SOURCE RECORDS -
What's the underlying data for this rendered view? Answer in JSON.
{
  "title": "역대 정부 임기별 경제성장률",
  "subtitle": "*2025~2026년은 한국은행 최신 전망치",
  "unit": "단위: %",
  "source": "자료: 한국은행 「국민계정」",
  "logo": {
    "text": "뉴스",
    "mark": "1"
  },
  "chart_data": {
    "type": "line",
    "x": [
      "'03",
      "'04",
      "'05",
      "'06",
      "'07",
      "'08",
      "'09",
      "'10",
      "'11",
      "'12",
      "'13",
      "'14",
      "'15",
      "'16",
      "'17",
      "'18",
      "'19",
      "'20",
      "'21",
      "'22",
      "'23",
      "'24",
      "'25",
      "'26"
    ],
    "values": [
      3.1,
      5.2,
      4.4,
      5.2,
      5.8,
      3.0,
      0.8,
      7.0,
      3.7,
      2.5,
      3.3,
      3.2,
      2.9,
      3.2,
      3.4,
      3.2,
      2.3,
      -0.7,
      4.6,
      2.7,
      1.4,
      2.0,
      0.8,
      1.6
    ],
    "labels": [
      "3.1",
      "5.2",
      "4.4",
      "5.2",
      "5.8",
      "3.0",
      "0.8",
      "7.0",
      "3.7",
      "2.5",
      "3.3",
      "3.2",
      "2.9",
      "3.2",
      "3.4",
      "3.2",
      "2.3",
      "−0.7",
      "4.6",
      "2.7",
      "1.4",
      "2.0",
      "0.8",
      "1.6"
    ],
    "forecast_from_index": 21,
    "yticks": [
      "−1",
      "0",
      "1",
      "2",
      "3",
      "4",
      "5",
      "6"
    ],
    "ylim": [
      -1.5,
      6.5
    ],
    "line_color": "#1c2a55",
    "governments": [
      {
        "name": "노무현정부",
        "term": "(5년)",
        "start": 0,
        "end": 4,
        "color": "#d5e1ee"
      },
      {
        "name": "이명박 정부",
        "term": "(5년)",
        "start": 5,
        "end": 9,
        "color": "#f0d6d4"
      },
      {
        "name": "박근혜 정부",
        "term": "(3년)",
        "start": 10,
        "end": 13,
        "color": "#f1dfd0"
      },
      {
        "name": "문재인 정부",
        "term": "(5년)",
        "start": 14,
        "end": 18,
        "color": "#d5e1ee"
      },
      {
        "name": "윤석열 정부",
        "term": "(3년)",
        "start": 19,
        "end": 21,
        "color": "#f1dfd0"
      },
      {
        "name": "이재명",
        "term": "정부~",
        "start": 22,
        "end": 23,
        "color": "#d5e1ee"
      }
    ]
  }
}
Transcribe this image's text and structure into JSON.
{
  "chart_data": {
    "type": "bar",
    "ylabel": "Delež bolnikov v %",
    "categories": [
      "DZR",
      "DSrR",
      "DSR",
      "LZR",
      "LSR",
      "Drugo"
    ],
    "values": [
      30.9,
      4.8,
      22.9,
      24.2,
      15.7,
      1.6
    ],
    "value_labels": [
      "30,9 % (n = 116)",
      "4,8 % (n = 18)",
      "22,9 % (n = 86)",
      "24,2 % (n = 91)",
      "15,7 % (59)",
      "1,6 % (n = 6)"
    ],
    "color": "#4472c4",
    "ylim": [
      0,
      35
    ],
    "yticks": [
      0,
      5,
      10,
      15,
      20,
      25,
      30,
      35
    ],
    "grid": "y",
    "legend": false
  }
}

DIRECTION - Repeat every line of the records above exactly.

TASK SOLUTION -
What's the underlying data for this rendered view? Answer in JSON.
{
  "title": "역대 정부 임기별 경제성장률",
  "subtitle": "*2025~2026년은 한국은행 최신 전망치",
  "unit": "단위: %",
  "source": "자료: 한국은행 「국민계정」",
  "logo": {
    "text": "뉴스",
    "mark": "1"
  },
  "chart_data": {
    "type": "line",
    "x": [
      "'03",
      "'04",
      "'05",
      "'06",
      "'07",
      "'08",
      "'09",
      "'10",
      "'11",
      "'12",
      "'13",
      "'14",
      "'15",
      "'16",
      "'17",
      "'18",
      "'19",
      "'20",
      "'21",
      "'22",
      "'23",
      "'24",
      "'25",
      "'26"
    ],
    "values": [
      3.1,
      5.2,
      4.4,
      5.2,
      5.8,
      3.0,
      0.8,
      7.0,
      3.7,
      2.5,
      3.3,
      3.2,
      2.9,
      3.2,
      3.4,
      3.2,
      2.3,
      -0.7,
      4.6,
      2.7,
      1.4,
      2.0,
      0.8,
      1.6
    ],
    "labels": [
      "3.1",
      "5.2",
      "4.4",
      "5.2",
      "5.8",
      "3.0",
      "0.8",
      "7.0",
      "3.7",
      "2.5",
      "3.3",
      "3.2",
      "2.9",
      "3.2",
      "3.4",
      "3.2",
      "2.3",
      "−0.7",
      "4.6",
      "2.7",
      "1.4",
      "2.0",
      "0.8",
      "1.6"
    ],
    "forecast_from_index": 21,
    "yticks": [
      "−1",
      "0",
      "1",
      "2",
      "3",
      "4",
      "5",
      "6"
    ],
    "ylim": [
      -1.5,
      6.5
    ],
    "line_color": "#1c2a55",
    "governments": [
      {
        "name": "노무현정부",
        "term": "(5년)",
        "start": 0,
        "end": 4,
        "color": "#d5e1ee"
      },
      {
        "name": "이명박 정부",
        "term": "(5년)",
        "start": 5,
        "end": 9,
        "color": "#f0d6d4"
      },
      {
        "name": "박근혜 정부",
        "term": "(3년)",
        "start": 10,
        "end": 13,
        "color": "#f1dfd0"
      },
      {
        "name": "문재인 정부",
        "term": "(5년)",
        "start": 14,
        "end": 18,
        "color": "#d5e1ee"
      },
      {
        "name": "윤석열 정부",
        "term": "(3년)",
        "start": 19,
        "end": 21,
        "color": "#f1dfd0"
      },
      {
        "name": "이재명",
        "term": "정부~",
        "start": 22,
        "end": 23,
        "color": "#d5e1ee"
      }
    ]
  }
}
Transcribe this image's text and structure into JSON.
{
  "chart_data": {
    "type": "bar",
    "ylabel": "Delež bolnikov v %",
    "categories": [
      "DZR",
      "DSrR",
      "DSR",
      "LZR",
      "LSR",
      "Drugo"
    ],
    "values": [
      30.9,
      4.8,
      22.9,
      24.2,
      15.7,
      1.6
    ],
    "value_labels": [
      "30,9 % (n = 116)",
      "4,8 % (n = 18)",
      "22,9 % (n = 86)",
      "24,2 % (n = 91)",
      "15,7 % (59)",
      "1,6 % (n = 6)"
    ],
    "color": "#4472c4",
    "ylim": [
      0,
      35
    ],
    "yticks": [
      0,
      5,
      10,
      15,
      20,
      25,
      30,
      35
    ],
    "grid": "y",
    "legend": false
  }
}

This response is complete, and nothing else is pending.